Saved entries
+ + +

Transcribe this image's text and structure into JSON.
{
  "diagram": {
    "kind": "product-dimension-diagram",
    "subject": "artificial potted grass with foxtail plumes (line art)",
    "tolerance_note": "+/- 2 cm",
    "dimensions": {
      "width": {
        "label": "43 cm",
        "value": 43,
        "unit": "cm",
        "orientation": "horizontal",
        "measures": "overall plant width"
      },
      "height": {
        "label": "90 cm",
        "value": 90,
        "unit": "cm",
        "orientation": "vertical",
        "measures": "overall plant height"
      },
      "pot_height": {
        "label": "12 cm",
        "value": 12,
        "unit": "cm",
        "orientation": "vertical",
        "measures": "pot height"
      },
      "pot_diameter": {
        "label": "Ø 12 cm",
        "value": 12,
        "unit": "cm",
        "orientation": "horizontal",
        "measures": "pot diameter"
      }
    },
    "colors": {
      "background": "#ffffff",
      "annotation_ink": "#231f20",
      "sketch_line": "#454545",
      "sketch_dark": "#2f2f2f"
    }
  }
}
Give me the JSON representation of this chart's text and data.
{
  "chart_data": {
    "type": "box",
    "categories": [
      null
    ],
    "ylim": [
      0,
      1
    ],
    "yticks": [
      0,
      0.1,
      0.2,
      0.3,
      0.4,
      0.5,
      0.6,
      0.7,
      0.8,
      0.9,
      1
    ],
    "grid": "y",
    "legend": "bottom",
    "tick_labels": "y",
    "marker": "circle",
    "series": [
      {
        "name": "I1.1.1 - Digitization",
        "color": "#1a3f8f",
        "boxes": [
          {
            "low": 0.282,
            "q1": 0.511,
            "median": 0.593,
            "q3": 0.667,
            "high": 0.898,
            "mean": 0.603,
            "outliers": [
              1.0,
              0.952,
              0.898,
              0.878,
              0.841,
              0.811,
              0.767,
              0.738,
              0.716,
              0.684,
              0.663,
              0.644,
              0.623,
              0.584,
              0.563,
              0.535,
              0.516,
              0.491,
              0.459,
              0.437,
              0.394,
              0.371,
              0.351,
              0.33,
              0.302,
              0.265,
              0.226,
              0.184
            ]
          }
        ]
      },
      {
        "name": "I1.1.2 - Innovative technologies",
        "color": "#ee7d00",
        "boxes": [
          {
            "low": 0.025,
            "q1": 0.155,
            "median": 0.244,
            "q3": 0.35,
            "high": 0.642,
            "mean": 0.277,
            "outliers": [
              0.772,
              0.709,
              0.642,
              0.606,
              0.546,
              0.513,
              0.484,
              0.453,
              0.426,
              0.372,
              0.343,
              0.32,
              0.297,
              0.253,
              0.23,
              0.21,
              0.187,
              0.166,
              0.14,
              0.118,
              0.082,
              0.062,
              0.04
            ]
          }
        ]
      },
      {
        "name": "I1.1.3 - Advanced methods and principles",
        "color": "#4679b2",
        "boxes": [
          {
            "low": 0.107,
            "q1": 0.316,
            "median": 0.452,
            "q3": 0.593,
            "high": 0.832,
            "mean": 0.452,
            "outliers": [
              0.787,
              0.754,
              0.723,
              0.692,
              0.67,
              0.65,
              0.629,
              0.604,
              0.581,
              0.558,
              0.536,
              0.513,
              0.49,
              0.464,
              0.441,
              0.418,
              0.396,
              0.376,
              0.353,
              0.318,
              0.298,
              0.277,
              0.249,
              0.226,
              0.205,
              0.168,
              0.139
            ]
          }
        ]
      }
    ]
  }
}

+ + +

* [Task brief]
Provide all the records again, word for word.

* [Worked answer]
Transcribe this image's text and structure into JSON.
{
  "diagram": {
    "kind": "product-dimension-diagram",
    "subject": "artificial potted grass with foxtail plumes (line art)",
    "tolerance_note": "+/- 2 cm",
    "dimensions": {
      "width": {
        "label": "43 cm",
        "value": 43,
        "unit": "cm",
        "orientation": "horizontal",
        "measures": "overall plant width"
      },
      "height": {
        "label": "90 cm",
        "value": 90,
        "unit": "cm",
        "orientation": "vertical",
        "measures": "overall plant height"
      },
      "pot_height": {
        "label": "12 cm",
        "value": 12,
        "unit": "cm",
        "orientation": "vertical",
        "measures": "pot height"
      },
      "pot_diameter": {
        "label": "Ø 12 cm",
        "value": 12,
        "unit": "cm",
        "orientation": "horizontal",
        "measures": "pot diameter"
      }
    },
    "colors": {
      "background": "#ffffff",
      "annotation_ink": "#231f20",
      "sketch_line": "#454545",
      "sketch_dark": "#2f2f2f"
    }
  }
}
Give me the JSON representation of this chart's text and data.
{
  "chart_data": {
    "type": "box",
    "categories": [
      null
    ],
    "ylim": [
      0,
      1
    ],
    "yticks": [
      0,
      0.1,
      0.2,
      0.3,
      0.4,
      0.5,
      0.6,
      0.7,
      0.8,
      0.9,
      1
    ],
    "grid": "y",
    "legend": "bottom",
    "tick_labels": "y",
    "marker": "circle",
    "series": [
      {
        "name": "I1.1.1 - Digitization",
        "color": "#1a3f8f",
        "boxes": [
          {
            "low": 0.282,
            "q1": 0.511,
            "median": 0.593,
            "q3": 0.667,
            "high": 0.898,
            "mean": 0.603,
            "outliers": [
              1.0,
              0.952,
              0.898,
              0.878,
              0.841,
              0.811,
              0.767,
              0.738,
              0.716,
              0.684,
              0.663,
              0.644,
              0.623,
              0.584,
              0.563,
              0.535,
              0.516,
              0.491,
              0.459,
              0.437,
              0.394,
              0.371,
              0.351,
              0.33,
              0.302,
              0.265,
              0.226,
              0.184
            ]
          }
        ]
      },
      {
        "name": "I1.1.2 - Innovative technologies",
        "color": "#ee7d00",
        "boxes": [
          {
            "low": 0.025,
            "q1": 0.155,
            "median": 0.244,
            "q3": 0.35,
            "high": 0.642,
            "mean": 0.277,
            "outliers": [
              0.772,
              0.709,
              0.642,
              0.606,
              0.546,
              0.513,
              0.484,
              0.453,
              0.426,
              0.372,
              0.343,
              0.32,
              0.297,
              0.253,
              0.23,
              0.21,
              0.187,
              0.166,
              0.14,
              0.118,
              0.082,
              0.062,
              0.04
            ]
          }
        ]
      },
      {
        "name": "I1.1.3 - Advanced methods and principles",
        "color": "#4679b2",
        "boxes": [
          {
            "low": 0.107,
            "q1": 0.316,
            "median": 0.452,
            "q3": 0.593,
            "high": 0.832,
            "mean": 0.452,
            "outliers": [
              0.787,
              0.754,
              0.723,
              0.692,
              0.67,
              0.65,
              0.629,
              0.604,
              0.581,
              0.558,
              0.536,
              0.513,
              0.49,
              0.464,
              0.441,
              0.418,
              0.396,
              0.376,
              0.353,
              0.318,
              0.298,
              0.277,
              0.249,
              0.226,
              0.205,
              0.168,
              0.139
            ]
          }
        ]
      }
    ]
  }
}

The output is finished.